■ REQUEST ■
Every line of the data that contains the string "JSON" must be copied.

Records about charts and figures
==*==

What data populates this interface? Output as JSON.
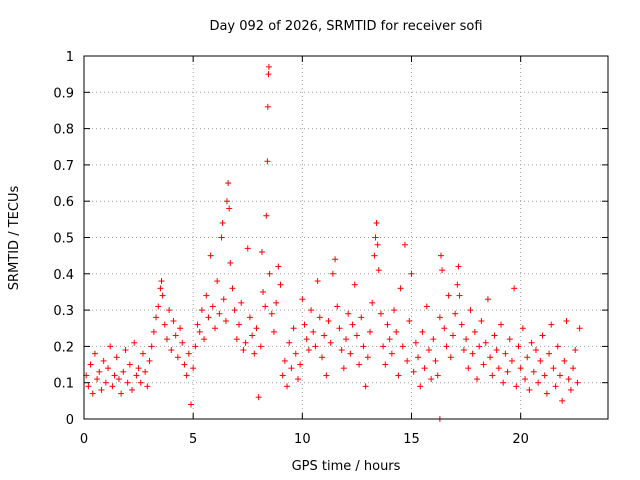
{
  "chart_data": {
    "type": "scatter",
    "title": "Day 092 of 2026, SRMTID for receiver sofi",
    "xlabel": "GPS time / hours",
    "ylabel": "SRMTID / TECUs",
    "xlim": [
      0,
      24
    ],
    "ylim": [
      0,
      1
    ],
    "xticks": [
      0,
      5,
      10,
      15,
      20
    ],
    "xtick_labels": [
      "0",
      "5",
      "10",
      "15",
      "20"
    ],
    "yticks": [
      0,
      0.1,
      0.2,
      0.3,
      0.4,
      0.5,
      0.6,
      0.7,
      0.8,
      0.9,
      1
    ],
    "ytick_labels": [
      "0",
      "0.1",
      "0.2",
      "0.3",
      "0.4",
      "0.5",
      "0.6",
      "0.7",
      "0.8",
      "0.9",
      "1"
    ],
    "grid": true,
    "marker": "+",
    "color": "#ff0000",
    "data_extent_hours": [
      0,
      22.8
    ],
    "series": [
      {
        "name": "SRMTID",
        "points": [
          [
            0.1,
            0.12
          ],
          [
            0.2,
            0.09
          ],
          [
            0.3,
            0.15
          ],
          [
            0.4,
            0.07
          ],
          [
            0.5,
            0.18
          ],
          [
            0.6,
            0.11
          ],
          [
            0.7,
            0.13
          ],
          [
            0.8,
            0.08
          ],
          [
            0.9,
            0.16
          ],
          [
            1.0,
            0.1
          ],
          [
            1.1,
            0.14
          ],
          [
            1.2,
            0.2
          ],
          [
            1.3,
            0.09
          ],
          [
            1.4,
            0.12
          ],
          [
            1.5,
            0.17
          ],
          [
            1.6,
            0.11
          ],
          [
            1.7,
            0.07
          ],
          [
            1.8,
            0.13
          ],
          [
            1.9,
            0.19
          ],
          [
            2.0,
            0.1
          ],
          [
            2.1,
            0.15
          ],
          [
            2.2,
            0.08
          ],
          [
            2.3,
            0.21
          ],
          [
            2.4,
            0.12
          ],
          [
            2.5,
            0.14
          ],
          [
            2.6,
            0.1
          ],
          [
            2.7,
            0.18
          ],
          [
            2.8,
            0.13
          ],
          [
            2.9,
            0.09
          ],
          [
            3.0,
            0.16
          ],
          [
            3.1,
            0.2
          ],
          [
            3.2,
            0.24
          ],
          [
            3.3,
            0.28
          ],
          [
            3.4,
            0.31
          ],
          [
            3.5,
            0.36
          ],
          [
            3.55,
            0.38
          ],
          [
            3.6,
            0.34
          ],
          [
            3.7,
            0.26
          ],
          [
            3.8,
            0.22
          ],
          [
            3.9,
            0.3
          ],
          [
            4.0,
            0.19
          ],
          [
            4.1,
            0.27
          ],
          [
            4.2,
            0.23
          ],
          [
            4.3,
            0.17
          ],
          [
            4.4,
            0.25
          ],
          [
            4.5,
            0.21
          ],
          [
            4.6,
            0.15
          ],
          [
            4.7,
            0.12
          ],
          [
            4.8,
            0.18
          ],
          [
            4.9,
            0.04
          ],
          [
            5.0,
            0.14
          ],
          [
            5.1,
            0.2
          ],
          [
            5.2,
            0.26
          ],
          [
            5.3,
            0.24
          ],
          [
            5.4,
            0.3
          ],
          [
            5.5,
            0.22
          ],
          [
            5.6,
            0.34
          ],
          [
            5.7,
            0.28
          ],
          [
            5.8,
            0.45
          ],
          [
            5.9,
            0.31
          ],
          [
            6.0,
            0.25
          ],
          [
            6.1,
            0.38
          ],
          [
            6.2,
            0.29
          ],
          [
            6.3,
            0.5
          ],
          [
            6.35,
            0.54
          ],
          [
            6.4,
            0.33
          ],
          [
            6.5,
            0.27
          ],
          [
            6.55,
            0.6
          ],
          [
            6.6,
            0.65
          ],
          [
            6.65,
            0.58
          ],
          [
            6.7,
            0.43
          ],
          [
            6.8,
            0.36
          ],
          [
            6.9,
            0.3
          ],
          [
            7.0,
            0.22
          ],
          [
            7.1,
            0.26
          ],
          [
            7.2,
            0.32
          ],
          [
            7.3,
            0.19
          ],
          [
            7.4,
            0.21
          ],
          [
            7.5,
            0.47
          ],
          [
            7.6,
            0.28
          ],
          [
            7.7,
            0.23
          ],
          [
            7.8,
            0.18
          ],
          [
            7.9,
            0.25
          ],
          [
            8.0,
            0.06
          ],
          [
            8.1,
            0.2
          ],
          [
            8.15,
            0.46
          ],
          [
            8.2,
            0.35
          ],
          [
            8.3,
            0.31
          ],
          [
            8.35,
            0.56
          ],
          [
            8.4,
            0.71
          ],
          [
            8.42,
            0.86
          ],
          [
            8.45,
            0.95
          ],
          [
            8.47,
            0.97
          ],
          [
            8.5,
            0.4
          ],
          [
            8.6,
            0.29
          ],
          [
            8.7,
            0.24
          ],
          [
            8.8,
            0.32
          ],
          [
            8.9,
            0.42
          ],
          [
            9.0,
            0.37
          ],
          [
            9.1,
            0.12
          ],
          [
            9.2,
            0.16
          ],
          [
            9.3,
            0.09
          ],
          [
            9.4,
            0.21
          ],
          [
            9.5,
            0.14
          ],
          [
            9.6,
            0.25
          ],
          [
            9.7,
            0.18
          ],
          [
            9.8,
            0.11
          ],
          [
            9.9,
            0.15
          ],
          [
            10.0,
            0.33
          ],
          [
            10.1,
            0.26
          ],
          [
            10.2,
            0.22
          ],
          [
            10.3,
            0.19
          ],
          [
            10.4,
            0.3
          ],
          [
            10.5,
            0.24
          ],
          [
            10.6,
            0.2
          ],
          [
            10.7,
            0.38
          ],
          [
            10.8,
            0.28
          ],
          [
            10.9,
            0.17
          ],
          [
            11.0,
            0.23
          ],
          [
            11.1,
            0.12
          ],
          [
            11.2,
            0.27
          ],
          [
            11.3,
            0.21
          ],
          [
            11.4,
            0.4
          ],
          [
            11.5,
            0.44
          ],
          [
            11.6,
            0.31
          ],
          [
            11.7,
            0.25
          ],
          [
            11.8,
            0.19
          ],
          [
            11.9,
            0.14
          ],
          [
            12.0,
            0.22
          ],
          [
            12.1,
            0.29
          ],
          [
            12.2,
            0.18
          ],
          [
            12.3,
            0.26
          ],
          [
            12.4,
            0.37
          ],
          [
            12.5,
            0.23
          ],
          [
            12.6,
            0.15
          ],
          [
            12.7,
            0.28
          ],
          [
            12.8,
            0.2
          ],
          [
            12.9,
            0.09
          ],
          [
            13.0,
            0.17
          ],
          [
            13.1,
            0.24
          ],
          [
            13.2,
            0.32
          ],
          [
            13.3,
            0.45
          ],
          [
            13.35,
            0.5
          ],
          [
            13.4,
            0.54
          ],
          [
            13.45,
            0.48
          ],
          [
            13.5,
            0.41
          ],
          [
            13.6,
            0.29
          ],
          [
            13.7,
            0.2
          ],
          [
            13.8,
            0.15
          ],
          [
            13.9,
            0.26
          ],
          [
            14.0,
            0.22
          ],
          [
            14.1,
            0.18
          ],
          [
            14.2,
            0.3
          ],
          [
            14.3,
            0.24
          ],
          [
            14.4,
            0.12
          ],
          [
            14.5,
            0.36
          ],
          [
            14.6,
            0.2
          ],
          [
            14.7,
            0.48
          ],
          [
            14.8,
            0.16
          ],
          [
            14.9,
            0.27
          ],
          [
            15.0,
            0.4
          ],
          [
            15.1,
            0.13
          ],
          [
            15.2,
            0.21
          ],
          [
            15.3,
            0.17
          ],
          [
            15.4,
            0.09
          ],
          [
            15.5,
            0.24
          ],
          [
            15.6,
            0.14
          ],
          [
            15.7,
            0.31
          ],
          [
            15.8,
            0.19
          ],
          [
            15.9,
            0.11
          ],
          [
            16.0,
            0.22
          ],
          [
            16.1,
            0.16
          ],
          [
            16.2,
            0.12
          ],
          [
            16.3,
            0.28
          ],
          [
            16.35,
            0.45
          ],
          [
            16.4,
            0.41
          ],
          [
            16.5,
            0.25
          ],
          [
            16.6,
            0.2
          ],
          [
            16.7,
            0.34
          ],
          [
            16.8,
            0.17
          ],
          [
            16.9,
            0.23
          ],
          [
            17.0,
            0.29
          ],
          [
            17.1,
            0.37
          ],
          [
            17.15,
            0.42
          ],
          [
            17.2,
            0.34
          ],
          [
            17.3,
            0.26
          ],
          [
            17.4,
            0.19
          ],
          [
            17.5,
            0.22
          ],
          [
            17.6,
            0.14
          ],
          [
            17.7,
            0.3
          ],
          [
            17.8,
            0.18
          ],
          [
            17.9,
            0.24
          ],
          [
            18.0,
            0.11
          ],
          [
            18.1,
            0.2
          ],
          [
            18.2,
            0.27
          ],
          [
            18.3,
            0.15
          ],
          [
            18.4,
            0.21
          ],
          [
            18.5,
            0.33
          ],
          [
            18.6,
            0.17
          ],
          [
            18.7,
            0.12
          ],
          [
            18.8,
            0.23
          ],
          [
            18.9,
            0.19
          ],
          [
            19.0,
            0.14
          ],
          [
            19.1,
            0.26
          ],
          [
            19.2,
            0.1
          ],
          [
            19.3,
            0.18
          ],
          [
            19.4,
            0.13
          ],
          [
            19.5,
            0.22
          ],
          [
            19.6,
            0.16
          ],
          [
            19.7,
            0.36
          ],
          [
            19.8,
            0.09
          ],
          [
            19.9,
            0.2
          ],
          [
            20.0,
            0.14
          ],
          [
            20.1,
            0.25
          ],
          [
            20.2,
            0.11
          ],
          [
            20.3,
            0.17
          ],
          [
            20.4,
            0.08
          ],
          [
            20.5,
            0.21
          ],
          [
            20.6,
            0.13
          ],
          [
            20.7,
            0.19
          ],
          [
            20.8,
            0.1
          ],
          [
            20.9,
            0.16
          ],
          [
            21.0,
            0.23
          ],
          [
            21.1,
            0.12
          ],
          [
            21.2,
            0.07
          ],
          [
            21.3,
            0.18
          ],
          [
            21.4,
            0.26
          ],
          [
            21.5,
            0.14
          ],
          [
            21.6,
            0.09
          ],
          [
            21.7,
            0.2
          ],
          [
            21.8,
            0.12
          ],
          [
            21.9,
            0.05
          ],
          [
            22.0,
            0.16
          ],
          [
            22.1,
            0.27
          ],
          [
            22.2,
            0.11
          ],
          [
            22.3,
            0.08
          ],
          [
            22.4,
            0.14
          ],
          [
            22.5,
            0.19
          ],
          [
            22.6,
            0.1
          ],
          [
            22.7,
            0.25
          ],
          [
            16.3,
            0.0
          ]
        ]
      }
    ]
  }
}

==*==

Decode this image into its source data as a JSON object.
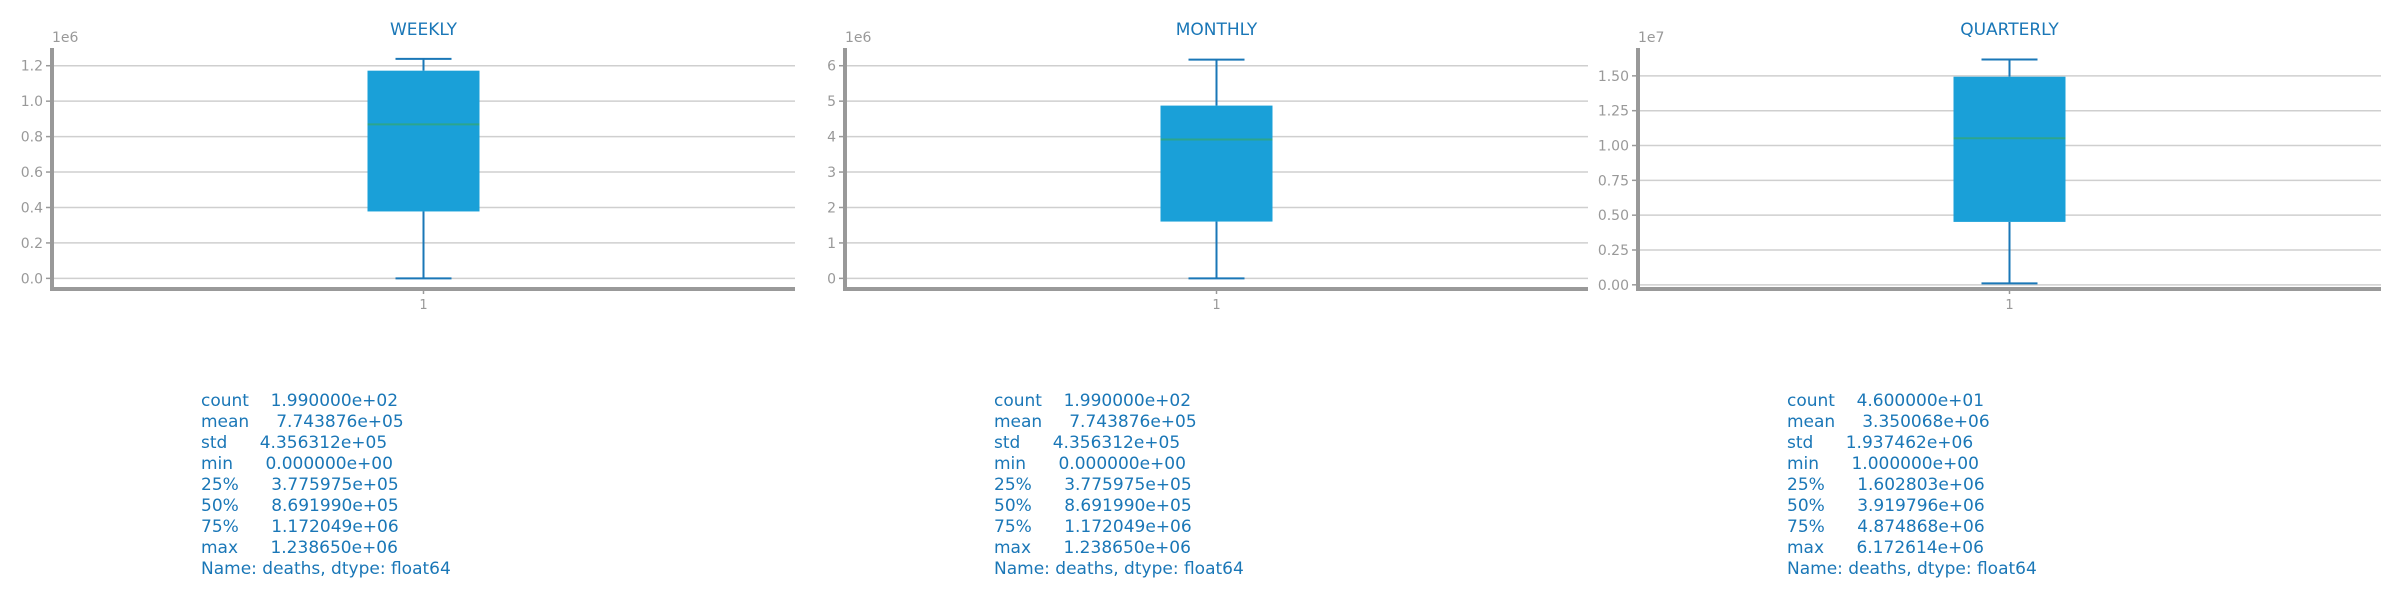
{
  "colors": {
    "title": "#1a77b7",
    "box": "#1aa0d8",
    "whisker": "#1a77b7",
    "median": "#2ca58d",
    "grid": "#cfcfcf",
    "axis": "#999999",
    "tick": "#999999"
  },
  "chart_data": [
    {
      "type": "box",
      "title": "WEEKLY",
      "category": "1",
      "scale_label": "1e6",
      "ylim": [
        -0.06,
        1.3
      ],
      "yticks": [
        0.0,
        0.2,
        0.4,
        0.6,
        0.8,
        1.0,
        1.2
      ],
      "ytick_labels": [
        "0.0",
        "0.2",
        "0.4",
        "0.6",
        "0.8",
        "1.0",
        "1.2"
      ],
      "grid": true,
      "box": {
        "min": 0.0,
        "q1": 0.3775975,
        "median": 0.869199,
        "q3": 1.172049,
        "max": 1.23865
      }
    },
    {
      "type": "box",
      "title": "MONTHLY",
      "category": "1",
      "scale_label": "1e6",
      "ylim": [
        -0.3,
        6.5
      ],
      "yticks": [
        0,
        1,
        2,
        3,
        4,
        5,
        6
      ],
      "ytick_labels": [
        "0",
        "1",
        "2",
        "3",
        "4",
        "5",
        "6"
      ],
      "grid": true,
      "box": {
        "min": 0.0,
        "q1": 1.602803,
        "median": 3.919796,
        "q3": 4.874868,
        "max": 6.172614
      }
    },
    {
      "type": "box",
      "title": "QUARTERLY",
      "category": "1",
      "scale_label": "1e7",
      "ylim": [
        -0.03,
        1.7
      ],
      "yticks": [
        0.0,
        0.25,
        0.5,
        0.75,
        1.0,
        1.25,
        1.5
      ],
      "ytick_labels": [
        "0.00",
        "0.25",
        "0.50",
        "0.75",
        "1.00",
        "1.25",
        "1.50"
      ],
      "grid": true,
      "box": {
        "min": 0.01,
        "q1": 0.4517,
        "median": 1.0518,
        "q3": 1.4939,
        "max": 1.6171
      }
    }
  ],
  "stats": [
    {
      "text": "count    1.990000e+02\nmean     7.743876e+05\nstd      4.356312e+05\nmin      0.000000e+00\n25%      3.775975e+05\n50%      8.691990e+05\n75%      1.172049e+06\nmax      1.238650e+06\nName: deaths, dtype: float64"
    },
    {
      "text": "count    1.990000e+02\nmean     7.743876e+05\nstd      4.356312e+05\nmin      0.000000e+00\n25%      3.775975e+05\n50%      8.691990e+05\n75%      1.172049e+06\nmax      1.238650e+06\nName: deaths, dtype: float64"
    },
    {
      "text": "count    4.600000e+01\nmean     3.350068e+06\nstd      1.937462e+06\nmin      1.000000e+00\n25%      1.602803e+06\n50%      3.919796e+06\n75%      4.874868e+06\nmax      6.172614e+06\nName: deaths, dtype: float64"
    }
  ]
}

==*==

■ EXPECTED OUTPUT ■
What data populates this interface? Output as JSON.
Decode this image into its source data as a JSON object.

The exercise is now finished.